» **SET OF TASKS**
1. In the HashSet thread, when does the asker consider two name-value pairs equal?
2. From the HashSet thread, repeat word for word the text between "public override int" and "(.net 3.5) ?", inclusive.

╭─ PASSAGE GIVEN

2

I'm trying to store (name: string, value: long) pair in a set.

public class NameValuePair
{
  public string name;
  public long value;
}

public NameValuePairComparer comparer = new NameValuePairComparer();
public HashSet<NameValuePair> nameValueSet = new HashSet<NameValuePair>(comparer);

Two pairs are equal if either they have equal name or equal value - this is implemented in NameValuePairComparer overriding Equals method from EqualityComparer:

public class NameValuePairComparer : EqualityComparer<NameValuePair>
{
   public override bool Equals(NameValuePair x, NameValuePair y)
   {
      return (x.value == y.value) || (x.name == y.name);
   }

The problem is: GetHashCode(NameValuePair obj) should return the same value for two objects for which Equals return true, so for given NameValuePair, GetHashCode() should return either value.GetHashCode() or name.GetHashCode(), but to do this we have to know which field in both pairs is equal:

   public override int GetHashCode(NameValuePair obj)
   {
      /* ??? */
      /* // Using unknown reference to x
        if (obj.value == x.value) return obj.value.GetHashCode();
        else if (obj.name == x.name) return obj.name.GetHashCode();
        else return base.GetHashCode(obj);
      */
   }
}

But we can't know this, and that means I can't use HashSet to store these pairs nor EqualityComparer.

Q: Is there not-hash-based implementation of set in C# (.net 3.5) ?

Q: What would be better approach to storing unique NameValuePairs with custom equality comparer ?

Mariusz Ceier
  • 33
  • 1
  • 4

1 Answers1

6

Two pairs are equal if either they have equal name or equal value

You fundamentally can't implement IEqualityComparer<T> correctly with these criteria. From the documentation of Equals:

The Equals method is reflexive, symmetric, and transitive. That is, it returns true if used to compare an object with itself; true for two objects x and y if it is true for y and x; and true for two objects x and z if it is true for x and y and also true for y and z.

Now consider pairs:

x = { "A", 10 },
y = { "A", 20 },
z = { "B", 20 }

You're saying that x and y must be equal as they have the same name, and y and z must be equal as they have the same value. That means (by transitivity) that x and z should be equal.

As you can't implement IEqualityComparer<T> correctly, you shouldn't expect anything which relies on that correctness to work.

I suspect you'll find that if you look at your requirements in more detail, they either really call for two collections (one by name, one by value) or they don't make sense in the light of transitivity.

For example, imagine you had a set with the characteristics you've suggested, and you add the three elements above. If you add them in the order { x, y, z } you'd end up with a single entry. If you add them in the order { z, x, y } you'd end up with two. How is that a useful kind of set?

╰─
╭─ DATA SECTION

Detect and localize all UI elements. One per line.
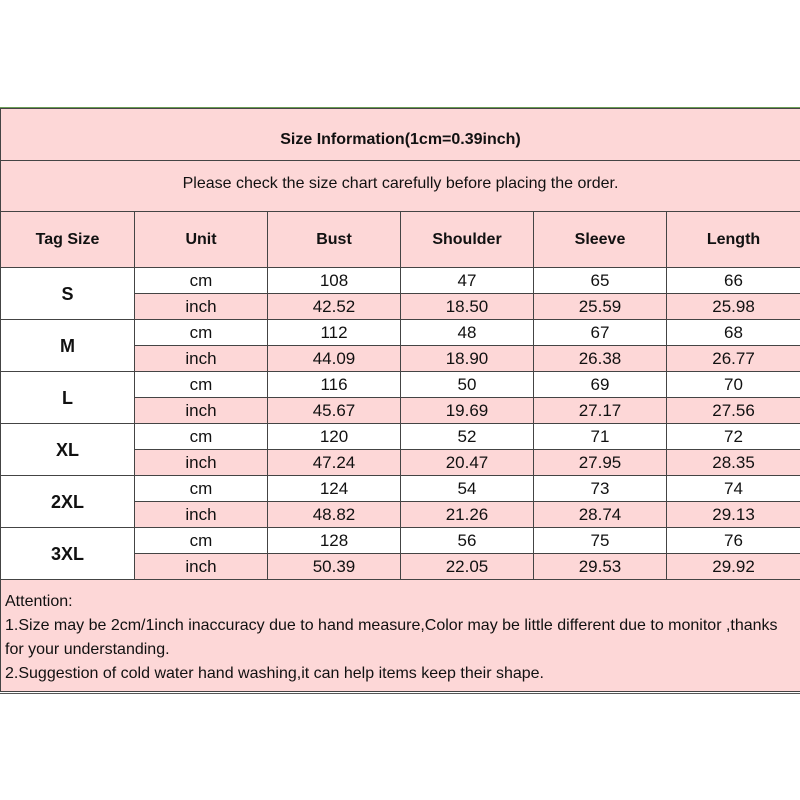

╰─

» **SOLVED PROBLEMS**
1. When they have either an equal name or an equal value.

2.
public override int GetHashCode(NameValuePair obj)
   {
      /* ??? */
      /* // Using unknown reference to x
        if (obj.value == x.value) return obj.value.GetHashCode();
        else if (obj.name == x.name) return obj.name.GetHashCode();
        else return base.GetHashCode(obj);
      */
   }
}

But we can't know this, and that means I can't use HashSet to store these pairs nor EqualityComparer.

Q: Is there not-hash-based implementation of set in C# (.net 3.5) ?